==== STORED RECORDS
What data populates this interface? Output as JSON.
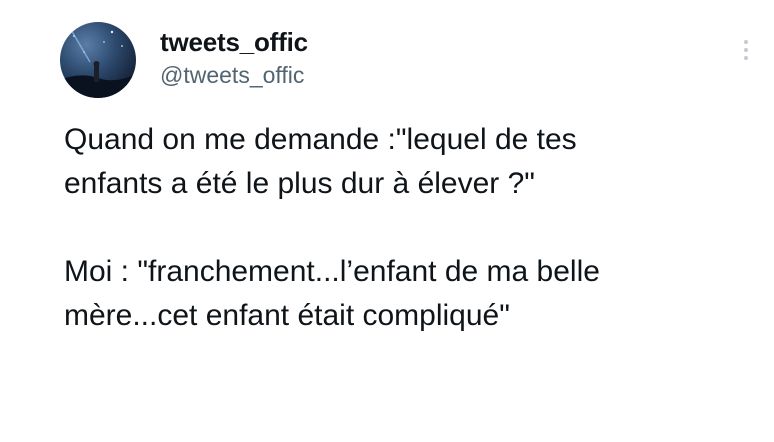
{
  "tweet": {
    "author": {
      "display_name": "tweets_offic",
      "handle": "@tweets_offic",
      "avatar_icon": "avatar-image"
    },
    "more_icon": "more-vertical-icon",
    "paragraphs": [
      "Quand on me demande :\"lequel de tes\nenfants a été le plus dur à élever ?\"",
      "Moi : \"franchement...l’enfant de ma belle\nmère...cet enfant était compliqué\""
    ]
  },
  "colors": {
    "text_primary": "#0f1419",
    "text_secondary": "#536471",
    "background": "#ffffff"
  }
}
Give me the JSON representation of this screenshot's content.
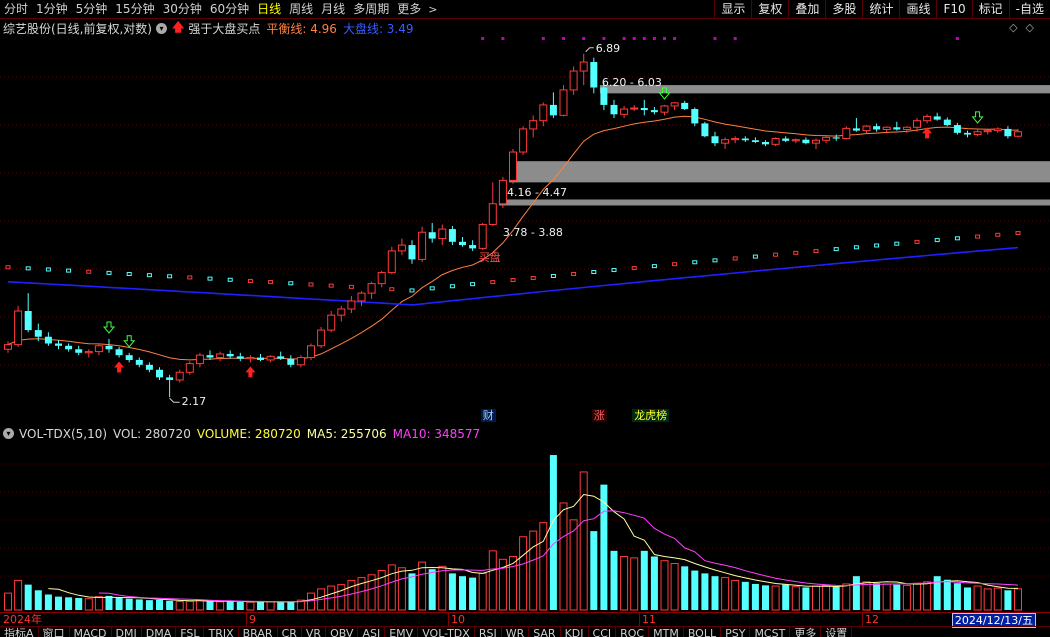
========
Write out all the entries word for word, but skip any images.

(FULL OUTPUT)
What data populates this interface? Output as JSON.
{
  "tweet": {
    "author": {
      "display_name": "tweets_offic",
      "handle": "@tweets_offic",
      "avatar_icon": "avatar-image"
    },
    "more_icon": "more-vertical-icon",
    "paragraphs": [
      "Quand on me demande :\"lequel de tes\nenfants a été le plus dur à élever ?\"",
      "Moi : \"franchement...l’enfant de ma belle\nmère...cet enfant était compliqué\""
    ]
  },
  "colors": {
    "text_primary": "#0f1419",
    "text_secondary": "#536471",
    "background": "#ffffff"
  }
}
Give me the JSON representation of this screenshot's content.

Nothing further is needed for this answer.